§ Reading passage:
▬▬▬▬▬▬
GRID POWER SYSTEMS AND FREQUENCY CONTROL

Grid-connected power stations form a diverse interconnection of fossil, nuclear and renewable units whose objective is to meet the area’s power demands as safely, economically and securely as feasi­ble. On a continuous basis centralized management selects genera­tion from those available units best able to meet these objectives. Sinusoidal ac power at nominal frequencies of 50 or 60 Hz has many advantages from the viewpoints of generation, transmission and utilization [35]. Specifically, two-pole cylindrical alternators with water-cooled conductors provide the highest commercially available power generation per unit volume, but even these machines are limited to around 3000 or 3600 rpm which corresponds to 50 or 60 Hz respectively. With present units of between 100 and 660 MW this rotational speed is near optimum for steam turbine efficiency and blade reliability. Consequently a turbine and an alternator can be directly coupled together with a bolted flange to avoid the complexi­ties and inefficiencies of high-power gear trains. Electrical transmis­sion losses countrywide are reduced by the use of high voltage (e. g., 400 kV) to current ratios, but use in industrial and domestic situations requires relatively lower voltages (440 V or 230 V). For frequencies of 50 or 60 Hz, transformers provide a highly efficient (>96%) and reliable execution of this task.[38] However, as explained in the context of equation (1.62), high voltage dc is more cost-effective for cable transmission. A similar argument for dc transmission also applies to very long (~650km) overhead lines for which corona losses [147] increase with line voltage[39] and length.

Figure 1.1 illustrates the partially predictable seasonal and daily changes in the power demands on a Grid network. In addition, there are unforeseen material fluctuations induced for example by the start-up or shutdown of large industrial plant, or the substantial loss of a 400 kV Supergrid transmission line. Consequently, instantaneous electricity generation and demand cannot be identically matched by pure prediction, and thermal constraints also restrict each station’s rate of change of power.[40] As electricity cannot be stored in the required quantities, a mismatch between instantaneous Grid generation and demand must be accommodated in the short term by thermal energy stored in the coupled generating units and in the rotational energies of all Grid-connected generators and motors. Because the synchronizing torque per degree electrical of an ac machine is so large compared to its inertia [35], all directly connected ac machines can be considered for present purposes to be “locked” together at a synchronous speed V rad/s given by

Synchronous speed (V) (3.9)
▬▬▬▬▬▬
§ Excerpted data:
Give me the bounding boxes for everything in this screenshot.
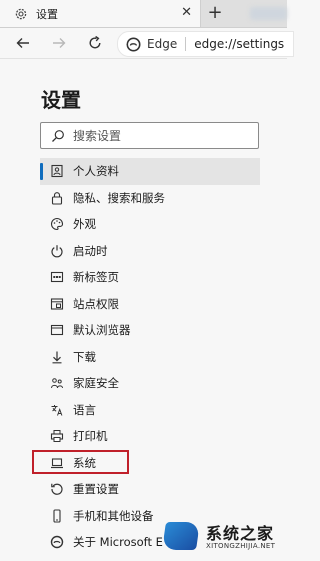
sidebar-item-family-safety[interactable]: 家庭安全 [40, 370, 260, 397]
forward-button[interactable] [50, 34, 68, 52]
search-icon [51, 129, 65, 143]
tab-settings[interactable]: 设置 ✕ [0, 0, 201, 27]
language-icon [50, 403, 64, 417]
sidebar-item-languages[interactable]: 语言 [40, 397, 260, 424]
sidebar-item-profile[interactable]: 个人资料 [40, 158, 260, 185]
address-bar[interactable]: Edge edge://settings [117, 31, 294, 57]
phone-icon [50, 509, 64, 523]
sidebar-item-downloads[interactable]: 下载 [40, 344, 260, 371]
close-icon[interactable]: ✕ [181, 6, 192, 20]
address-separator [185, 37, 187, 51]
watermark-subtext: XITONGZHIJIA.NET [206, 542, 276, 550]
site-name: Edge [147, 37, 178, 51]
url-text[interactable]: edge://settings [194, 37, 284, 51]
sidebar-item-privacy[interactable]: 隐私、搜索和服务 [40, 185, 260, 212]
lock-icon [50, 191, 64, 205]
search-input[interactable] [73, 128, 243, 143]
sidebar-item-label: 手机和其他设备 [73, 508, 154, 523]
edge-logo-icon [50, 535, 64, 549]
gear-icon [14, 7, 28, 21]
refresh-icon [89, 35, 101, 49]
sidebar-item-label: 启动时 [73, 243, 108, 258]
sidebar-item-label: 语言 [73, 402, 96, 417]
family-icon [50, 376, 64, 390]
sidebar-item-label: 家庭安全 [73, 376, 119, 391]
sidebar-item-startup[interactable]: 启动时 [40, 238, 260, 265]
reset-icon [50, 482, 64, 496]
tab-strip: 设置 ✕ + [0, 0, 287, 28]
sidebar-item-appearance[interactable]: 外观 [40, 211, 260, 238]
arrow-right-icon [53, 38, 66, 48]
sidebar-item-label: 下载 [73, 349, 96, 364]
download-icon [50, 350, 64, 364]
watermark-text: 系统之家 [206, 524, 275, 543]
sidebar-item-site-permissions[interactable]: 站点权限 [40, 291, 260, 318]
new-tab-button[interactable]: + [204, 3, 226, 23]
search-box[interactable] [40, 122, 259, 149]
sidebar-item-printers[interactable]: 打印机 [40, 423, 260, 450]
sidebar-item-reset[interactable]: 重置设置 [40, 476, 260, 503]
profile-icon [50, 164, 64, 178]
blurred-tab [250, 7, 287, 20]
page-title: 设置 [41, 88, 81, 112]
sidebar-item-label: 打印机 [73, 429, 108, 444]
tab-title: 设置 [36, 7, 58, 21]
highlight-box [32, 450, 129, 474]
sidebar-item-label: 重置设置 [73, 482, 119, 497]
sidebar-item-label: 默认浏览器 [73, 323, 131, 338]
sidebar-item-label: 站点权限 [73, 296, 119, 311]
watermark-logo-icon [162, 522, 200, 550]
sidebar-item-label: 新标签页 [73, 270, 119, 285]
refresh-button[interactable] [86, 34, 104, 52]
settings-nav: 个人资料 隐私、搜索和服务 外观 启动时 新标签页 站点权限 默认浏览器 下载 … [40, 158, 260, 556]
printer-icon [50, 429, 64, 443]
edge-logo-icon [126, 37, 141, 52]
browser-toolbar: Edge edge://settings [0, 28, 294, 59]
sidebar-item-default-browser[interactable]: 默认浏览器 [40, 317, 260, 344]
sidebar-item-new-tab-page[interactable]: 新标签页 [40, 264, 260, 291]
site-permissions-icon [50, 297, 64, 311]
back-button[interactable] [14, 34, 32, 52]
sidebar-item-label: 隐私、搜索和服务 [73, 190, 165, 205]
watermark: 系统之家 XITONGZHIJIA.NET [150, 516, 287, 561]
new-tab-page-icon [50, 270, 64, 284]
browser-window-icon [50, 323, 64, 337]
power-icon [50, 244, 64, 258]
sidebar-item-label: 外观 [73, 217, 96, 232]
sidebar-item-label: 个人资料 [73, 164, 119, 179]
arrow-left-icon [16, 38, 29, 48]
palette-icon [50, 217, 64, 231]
▬▬▬▬▬▬
Write the next part of the passage on grid power systems and frequency control, continuing from the point where it stops.

= 2p x Grid frequency fG)/pole-pairs of a machine

where fG — Grid frequency (Hz).

Thus mismatches in Grid power appear throughout as a common frequency fluctuation about the nominal, and three principal reasons for its tight constraint now follow.

Firstly, each turbo-alternator is a multi-machine system of inertias linked by resilient shafts and therefore exhibit mechanical resonances at certain critical speeds [148] above and below the nominal 3000 or 3600 rpm. Unless the Grid frequency is controlled within narrow limits, these resonances could persist long enough to inflict serious damage. In practice during the Grid synchronization of a turbo-alternator these resonant speeds are accelerated through as quickly as possible.

Secondly, a large number of industrial and domestic consumers are still metered by electro-mechanical units which were installed by virtue of their good stability of calibration, wide measurement range and low cost of mass production [149]. Measurement accuracy with these single — and three-phase induction instruments depends on maintaining a 90° phase relationship between line voltage and the voltage coil’s magnetic flux. Though a degree of compensation is provided by “shaded poles,” measurement errors still occur when the frequency deviates from the calibration frequency of 50 or 60 Hz. Because the United Kingdom’s national electricity consumption is currently of the order of 350 TWh/year, even very small errors are fiscally significant.

Accordingly, UK consumers are protected by a Parliamentary Statute that requires the 24-h average deviation to be within ± 0.5 Hz, though National Grid plc self-imposes stricter limits of ± 0.2 Hz. Measure­ments [151] in 1972 characterized UK Grid fluctuations by a Normal distribution having a standard deviation of 0.05 Hz, which is consistent with the now continuously updated data on the Internet [150]. Safety trip limits for UK steam turbines impose operation between 48 and 52 Hz.

Finally, synchronous[41] or induction motors [35] are generally used to drive power station boiler feedpumps, whose pressure rise is approxi­mately proportional to the square of their rotational speed. When power demand exceeds generation, the Grid frequency and feedpump speed fall, so boiler pressures are reduced contrary to the required increased steam flow and alternator output. On the other hand, when power demand is less than generation, feedpump speed rises so boiler pressures increase, and the life expectancy of turbine blading in its low-pressure cylinder could thereby be prejudiced by a potential over­expansion of the steam [117]. A suitably controlled boiler inlet-pressure is therefore necessary, so an excess feedpump pressure must be devel­oped and the flow throttled to provide the required operating condi — tions.[42] Thermodynamics show that the steady-state power required for an incremental pump pressure change dP is

Pumping power = (W/hp)SP

where

W — mass flow rate (kg/s) h—pump efficiency p — water density (kg/m3)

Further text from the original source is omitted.